DATA EXCERPTS:
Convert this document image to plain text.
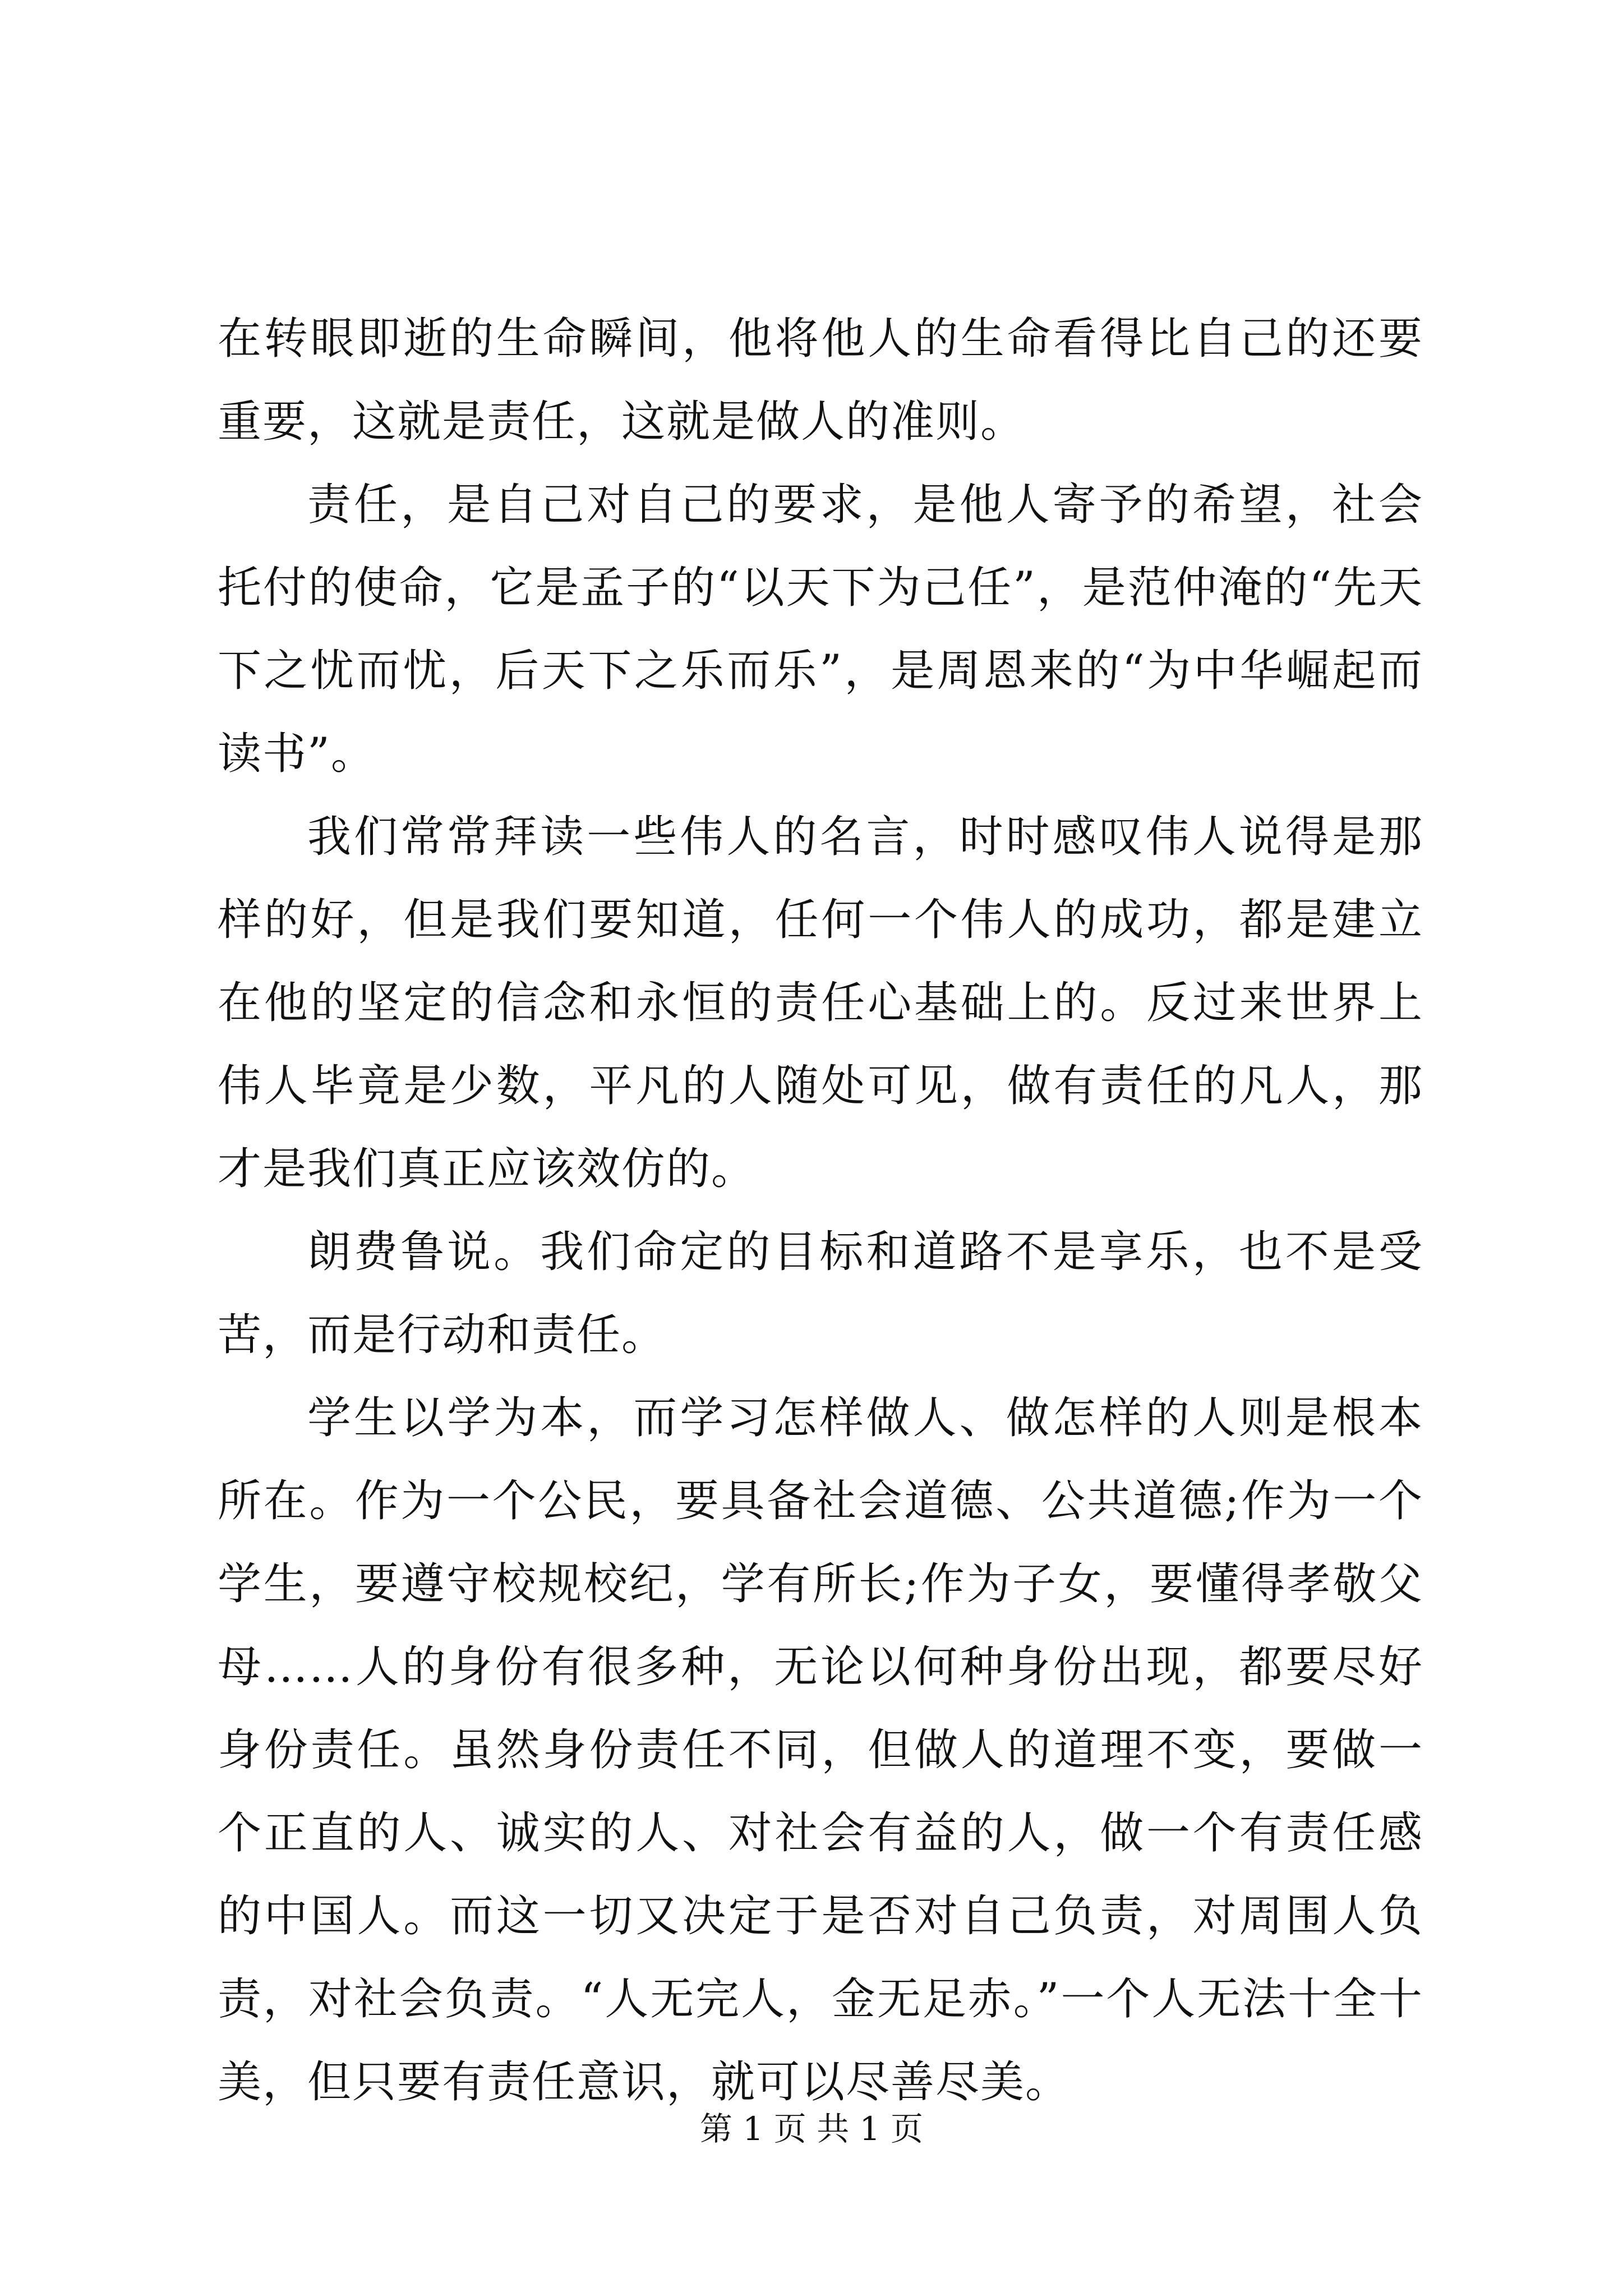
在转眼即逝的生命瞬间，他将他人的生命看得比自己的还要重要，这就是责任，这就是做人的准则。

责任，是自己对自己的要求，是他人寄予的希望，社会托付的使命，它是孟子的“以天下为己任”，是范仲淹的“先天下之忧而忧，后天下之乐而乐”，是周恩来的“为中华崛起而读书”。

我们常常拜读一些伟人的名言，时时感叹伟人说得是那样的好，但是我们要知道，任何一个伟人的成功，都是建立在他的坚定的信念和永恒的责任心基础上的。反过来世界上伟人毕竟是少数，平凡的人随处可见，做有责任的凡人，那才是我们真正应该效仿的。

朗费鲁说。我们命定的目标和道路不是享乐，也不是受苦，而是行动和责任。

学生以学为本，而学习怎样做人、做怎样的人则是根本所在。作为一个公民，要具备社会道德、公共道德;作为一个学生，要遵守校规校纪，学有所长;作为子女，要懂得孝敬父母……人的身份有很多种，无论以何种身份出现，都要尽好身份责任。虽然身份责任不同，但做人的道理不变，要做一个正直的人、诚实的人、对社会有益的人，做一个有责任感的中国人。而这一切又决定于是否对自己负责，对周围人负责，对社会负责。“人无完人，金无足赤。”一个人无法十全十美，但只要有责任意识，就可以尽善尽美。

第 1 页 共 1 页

* * *

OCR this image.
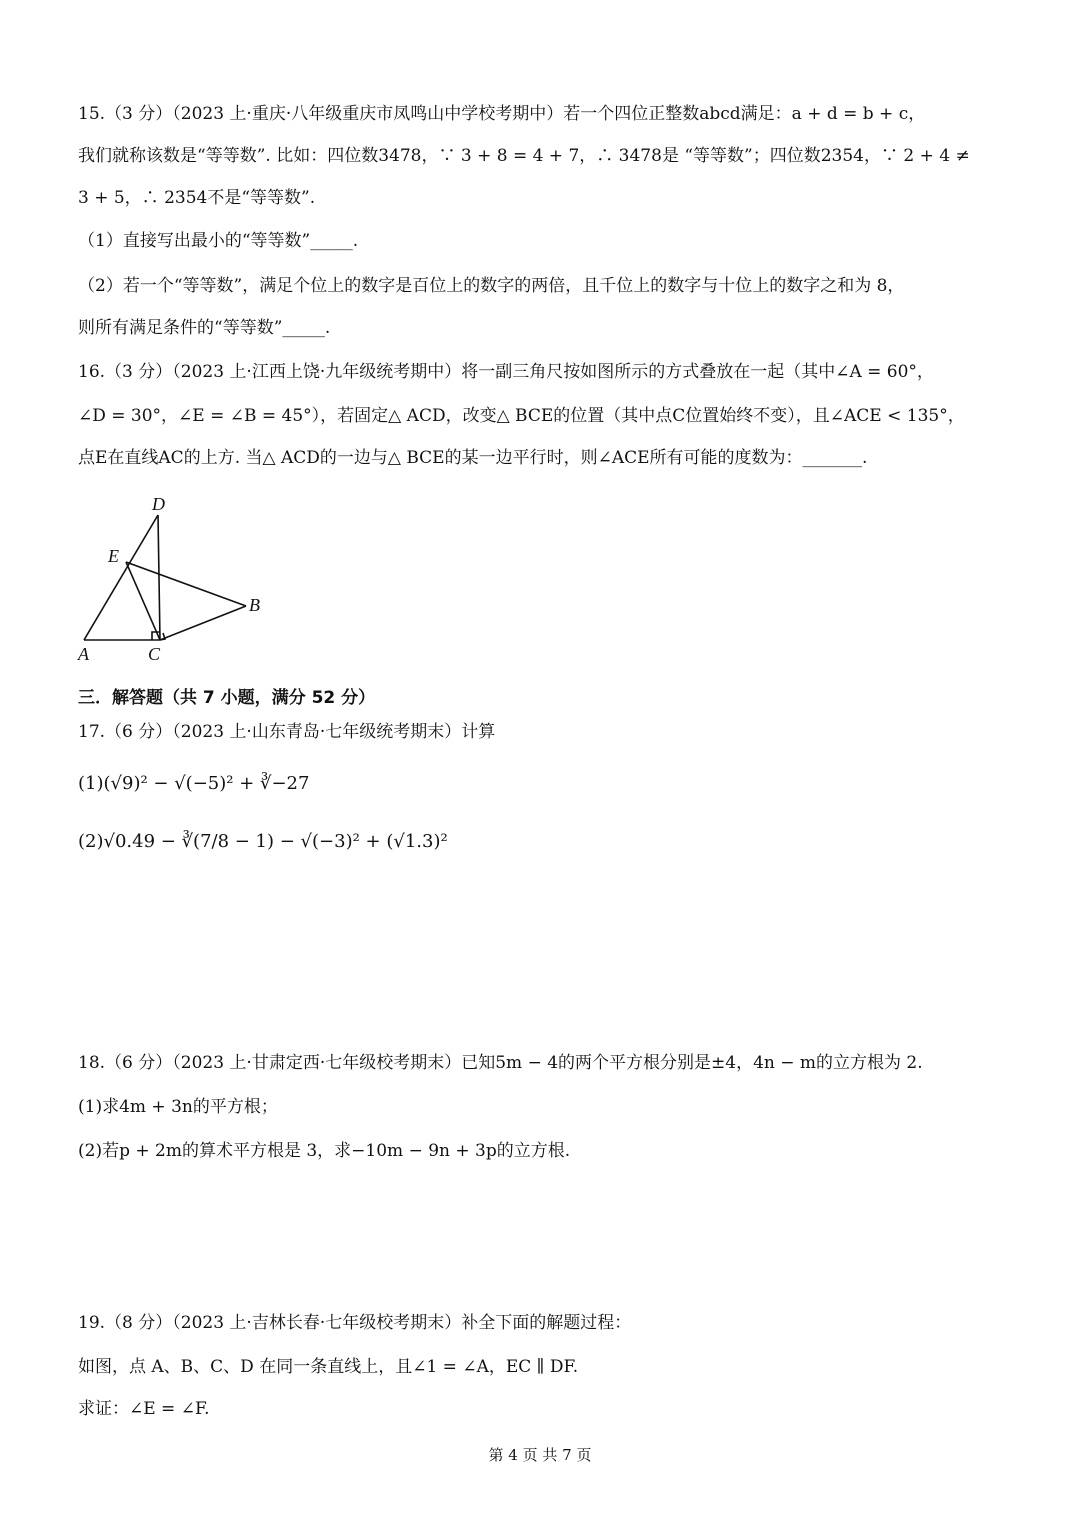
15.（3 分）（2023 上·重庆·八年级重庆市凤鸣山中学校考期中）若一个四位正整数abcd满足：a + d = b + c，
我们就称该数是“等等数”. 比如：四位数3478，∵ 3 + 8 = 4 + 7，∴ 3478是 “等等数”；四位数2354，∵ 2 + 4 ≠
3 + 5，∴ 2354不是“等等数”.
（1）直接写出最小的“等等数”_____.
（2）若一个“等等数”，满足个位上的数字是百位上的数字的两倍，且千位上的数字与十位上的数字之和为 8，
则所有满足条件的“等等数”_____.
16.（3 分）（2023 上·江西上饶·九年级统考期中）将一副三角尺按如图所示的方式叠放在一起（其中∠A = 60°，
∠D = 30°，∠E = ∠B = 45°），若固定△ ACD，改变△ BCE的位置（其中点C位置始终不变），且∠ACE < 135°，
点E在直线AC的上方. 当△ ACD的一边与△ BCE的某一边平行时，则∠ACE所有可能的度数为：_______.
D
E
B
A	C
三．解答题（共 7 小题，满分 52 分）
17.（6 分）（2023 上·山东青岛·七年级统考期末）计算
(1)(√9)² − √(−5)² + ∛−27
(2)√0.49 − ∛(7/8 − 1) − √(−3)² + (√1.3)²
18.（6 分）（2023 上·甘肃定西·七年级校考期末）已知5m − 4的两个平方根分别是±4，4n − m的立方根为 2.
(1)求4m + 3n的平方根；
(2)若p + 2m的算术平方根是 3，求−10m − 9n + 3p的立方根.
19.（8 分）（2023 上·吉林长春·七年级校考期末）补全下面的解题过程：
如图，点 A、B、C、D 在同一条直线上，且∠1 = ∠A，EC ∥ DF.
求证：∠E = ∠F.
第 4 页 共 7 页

WHAT TO DO: Which lines include the word "image"? Copy every one of them.

SOLUTION TO THE PROBLEM:
Convert this document image to plain text.
OCR this image.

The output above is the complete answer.